__Aim__
Leave out any pictures and transcribe all other data below exactly.

:::::

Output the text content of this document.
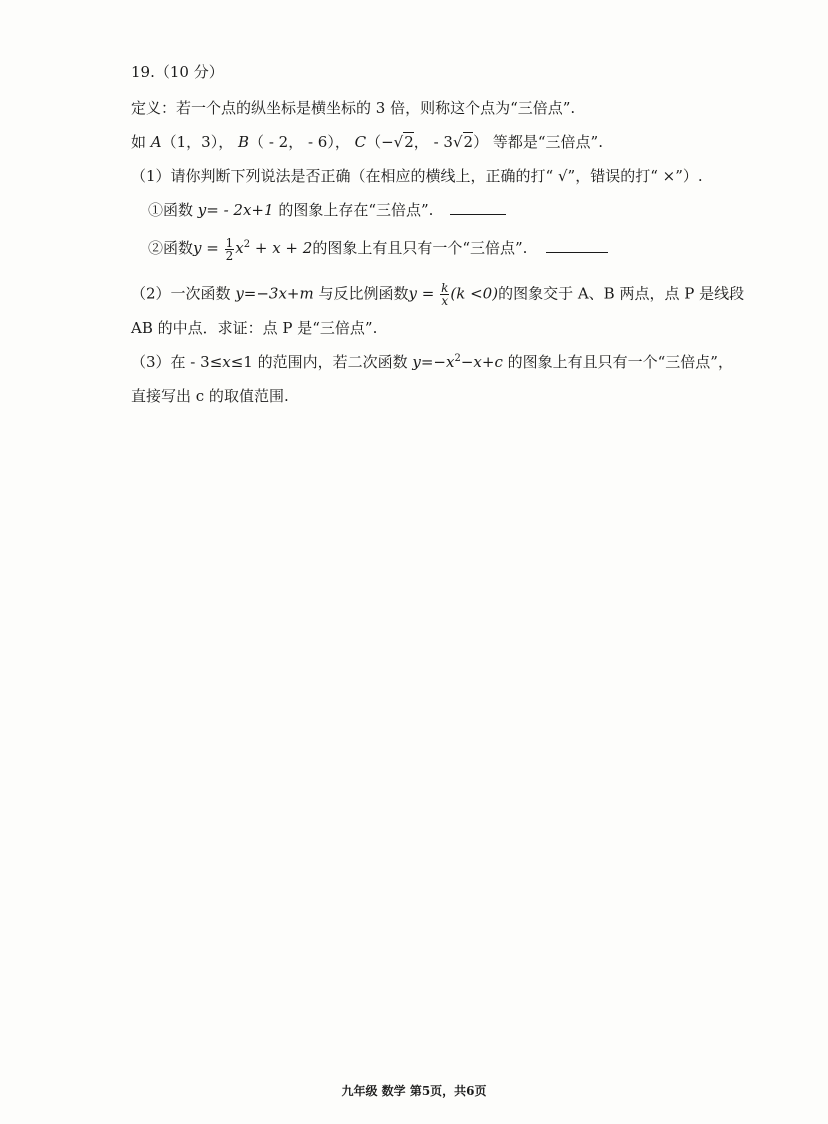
19.（10 分）
定义：若一个点的纵坐标是横坐标的 3 倍，则称这个点为“三倍点”.
如 A（1，3）， B（ - 2， - 6）， C（−√2， - 3√2） 等都是“三倍点”.
（1）请你判断下列说法是否正确（在相应的横线上，正确的打“ √”，错误的打“ ×”）.
①函数 y= - 2x+1 的图象上存在“三倍点”.
②函数$y = \frac{1}{2} x^2 + x + 2$的图象上有且只有一个“三倍点”.
（2）一次函数 y=−3x+m 与反比例函数$y = \frac{k}{x} (k <0)$的图象交于 A、B 两点，点 P 是线段
AB 的中点．求证：点 P 是“三倍点”.
（3）在 - 3≤x≤1 的范围内，若二次函数 $y=-x^2-x+c$ 的图象上有且只有一个“三倍点”，
直接写出 c 的取值范围.
九年级 数学 第5页，共6页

:::::

__Result__
Output the text content of this document.
19.（10 分）
定义：若一个点的纵坐标是横坐标的 3 倍，则称这个点为“三倍点”.
如 A（1，3）， B（ - 2， - 6）， C（−√2， - 3√2） 等都是“三倍点”.
（1）请你判断下列说法是否正确（在相应的横线上，正确的打“ √”，错误的打“ ×”）.
①函数 y= - 2x+1 的图象上存在“三倍点”.
②函数$y = \frac{1}{2} x^2 + x + 2$的图象上有且只有一个“三倍点”.
（2）一次函数 y=−3x+m 与反比例函数$y = \frac{k}{x} (k <0)$的图象交于 A、B 两点，点 P 是线段
AB 的中点．求证：点 P 是“三倍点”.
（3）在 - 3≤x≤1 的范围内，若二次函数 $y=-x^2-x+c$ 的图象上有且只有一个“三倍点”，
直接写出 c 的取值范围.
九年级 数学 第5页，共6页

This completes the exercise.